◆ **Task objective**
Each entry below is to be printed verbatim.

## begin Data to use

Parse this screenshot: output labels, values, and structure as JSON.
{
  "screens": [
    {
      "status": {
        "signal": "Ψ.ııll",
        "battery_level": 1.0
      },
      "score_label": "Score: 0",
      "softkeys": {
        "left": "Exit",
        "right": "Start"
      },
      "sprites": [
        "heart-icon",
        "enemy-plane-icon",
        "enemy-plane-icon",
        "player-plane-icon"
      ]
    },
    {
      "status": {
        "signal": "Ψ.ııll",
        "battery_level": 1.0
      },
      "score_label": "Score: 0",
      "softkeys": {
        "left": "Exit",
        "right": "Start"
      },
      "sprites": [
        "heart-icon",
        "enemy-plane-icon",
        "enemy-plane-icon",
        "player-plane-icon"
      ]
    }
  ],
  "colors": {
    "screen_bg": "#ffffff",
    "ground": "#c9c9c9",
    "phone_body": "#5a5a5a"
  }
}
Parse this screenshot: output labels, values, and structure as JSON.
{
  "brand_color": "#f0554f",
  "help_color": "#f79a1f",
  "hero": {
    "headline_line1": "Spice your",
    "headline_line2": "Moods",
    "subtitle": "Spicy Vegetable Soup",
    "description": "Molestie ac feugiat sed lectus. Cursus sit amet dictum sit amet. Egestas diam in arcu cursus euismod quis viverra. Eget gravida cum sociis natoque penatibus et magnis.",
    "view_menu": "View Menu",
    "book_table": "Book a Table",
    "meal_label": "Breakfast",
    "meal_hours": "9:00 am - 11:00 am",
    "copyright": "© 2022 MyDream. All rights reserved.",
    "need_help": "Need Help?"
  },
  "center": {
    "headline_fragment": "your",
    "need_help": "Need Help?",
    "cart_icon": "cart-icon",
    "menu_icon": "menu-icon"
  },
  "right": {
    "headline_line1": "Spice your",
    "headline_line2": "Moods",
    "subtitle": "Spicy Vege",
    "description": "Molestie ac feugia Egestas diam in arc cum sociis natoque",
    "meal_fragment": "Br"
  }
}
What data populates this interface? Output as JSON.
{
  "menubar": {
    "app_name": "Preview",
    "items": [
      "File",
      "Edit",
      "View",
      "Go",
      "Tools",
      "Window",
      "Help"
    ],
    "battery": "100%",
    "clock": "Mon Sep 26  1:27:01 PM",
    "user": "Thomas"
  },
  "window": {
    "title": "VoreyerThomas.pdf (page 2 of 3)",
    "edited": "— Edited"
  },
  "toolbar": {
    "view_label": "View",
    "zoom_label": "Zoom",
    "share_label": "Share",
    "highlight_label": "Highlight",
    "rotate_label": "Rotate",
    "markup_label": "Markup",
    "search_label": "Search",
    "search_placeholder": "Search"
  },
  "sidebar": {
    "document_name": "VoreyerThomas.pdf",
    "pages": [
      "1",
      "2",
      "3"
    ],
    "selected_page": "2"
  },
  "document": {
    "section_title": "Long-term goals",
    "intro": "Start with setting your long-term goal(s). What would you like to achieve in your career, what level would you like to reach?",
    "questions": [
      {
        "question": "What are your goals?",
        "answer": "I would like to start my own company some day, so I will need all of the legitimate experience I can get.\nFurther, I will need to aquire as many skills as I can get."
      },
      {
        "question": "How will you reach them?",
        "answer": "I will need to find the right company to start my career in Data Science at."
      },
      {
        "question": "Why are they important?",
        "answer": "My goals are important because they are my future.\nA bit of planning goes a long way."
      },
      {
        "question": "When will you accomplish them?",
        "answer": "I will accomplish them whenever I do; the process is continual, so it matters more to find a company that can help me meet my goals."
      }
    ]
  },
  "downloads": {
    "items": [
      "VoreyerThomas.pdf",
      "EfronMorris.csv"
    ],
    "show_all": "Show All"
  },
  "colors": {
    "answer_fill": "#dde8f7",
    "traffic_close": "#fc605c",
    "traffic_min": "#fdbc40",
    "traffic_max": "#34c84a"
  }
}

## end Data to use

◆ **Full solution**
Parse this screenshot: output labels, values, and structure as JSON.
{
  "screens": [
    {
      "status": {
        "signal": "Ψ.ııll",
        "battery_level": 1.0
      },
      "score_label": "Score: 0",
      "softkeys": {
        "left": "Exit",
        "right": "Start"
      },
      "sprites": [
        "heart-icon",
        "enemy-plane-icon",
        "enemy-plane-icon",
        "player-plane-icon"
      ]
    },
    {
      "status": {
        "signal": "Ψ.ııll",
        "battery_level": 1.0
      },
      "score_label": "Score: 0",
      "softkeys": {
        "left": "Exit",
        "right": "Start"
      },
      "sprites": [
        "heart-icon",
        "enemy-plane-icon",
        "enemy-plane-icon",
        "player-plane-icon"
      ]
    }
  ],
  "colors": {
    "screen_bg": "#ffffff",
    "ground": "#c9c9c9",
    "phone_body": "#5a5a5a"
  }
}
Parse this screenshot: output labels, values, and structure as JSON.
{
  "brand_color": "#f0554f",
  "help_color": "#f79a1f",
  "hero": {
    "headline_line1": "Spice your",
    "headline_line2": "Moods",
    "subtitle": "Spicy Vegetable Soup",
    "description": "Molestie ac feugiat sed lectus. Cursus sit amet dictum sit amet. Egestas diam in arcu cursus euismod quis viverra. Eget gravida cum sociis natoque penatibus et magnis.",
    "view_menu": "View Menu",
    "book_table": "Book a Table",
    "meal_label": "Breakfast",
    "meal_hours": "9:00 am - 11:00 am",
    "copyright": "© 2022 MyDream. All rights reserved.",
    "need_help": "Need Help?"
  },
  "center": {
    "headline_fragment": "your",
    "need_help": "Need Help?",
    "cart_icon": "cart-icon",
    "menu_icon": "menu-icon"
  },
  "right": {
    "headline_line1": "Spice your",
    "headline_line2": "Moods",
    "subtitle": "Spicy Vege",
    "description": "Molestie ac feugia Egestas diam in arc cum sociis natoque",
    "meal_fragment": "Br"
  }
}
What data populates this interface? Output as JSON.
{
  "menubar": {
    "app_name": "Preview",
    "items": [
      "File",
      "Edit",
      "View",
      "Go",
      "Tools",
      "Window",
      "Help"
    ],
    "battery": "100%",
    "clock": "Mon Sep 26  1:27:01 PM",
    "user": "Thomas"
  },
  "window": {
    "title": "VoreyerThomas.pdf (page 2 of 3)",
    "edited": "— Edited"
  },
  "toolbar": {
    "view_label": "View",
    "zoom_label": "Zoom",
    "share_label": "Share",
    "highlight_label": "Highlight",
    "rotate_label": "Rotate",
    "markup_label": "Markup",
    "search_label": "Search",
    "search_placeholder": "Search"
  },
  "sidebar": {
    "document_name": "VoreyerThomas.pdf",
    "pages": [
      "1",
      "2",
      "3"
    ],
    "selected_page": "2"
  },
  "document": {
    "section_title": "Long-term goals",
    "intro": "Start with setting your long-term goal(s). What would you like to achieve in your career, what level would you like to reach?",
    "questions": [
      {
        "question": "What are your goals?",
        "answer": "I would like to start my own company some day, so I will need all of the legitimate experience I can get.\nFurther, I will need to aquire as many skills as I can get."
      },
      {
        "question": "How will you reach them?",
        "answer": "I will need to find the right company to start my career in Data Science at."
      },
      {
        "question": "Why are they important?",
        "answer": "My goals are important because they are my future.\nA bit of planning goes a long way."
      },
      {
        "question": "When will you accomplish them?",
        "answer": "I will accomplish them whenever I do; the process is continual, so it matters more to find a company that can help me meet my goals."
      }
    ]
  },
  "downloads": {
    "items": [
      "VoreyerThomas.pdf",
      "EfronMorris.csv"
    ],
    "show_all": "Show All"
  },
  "colors": {
    "answer_fill": "#dde8f7",
    "traffic_close": "#fc605c",
    "traffic_min": "#fdbc40",
    "traffic_max": "#34c84a"
  }
}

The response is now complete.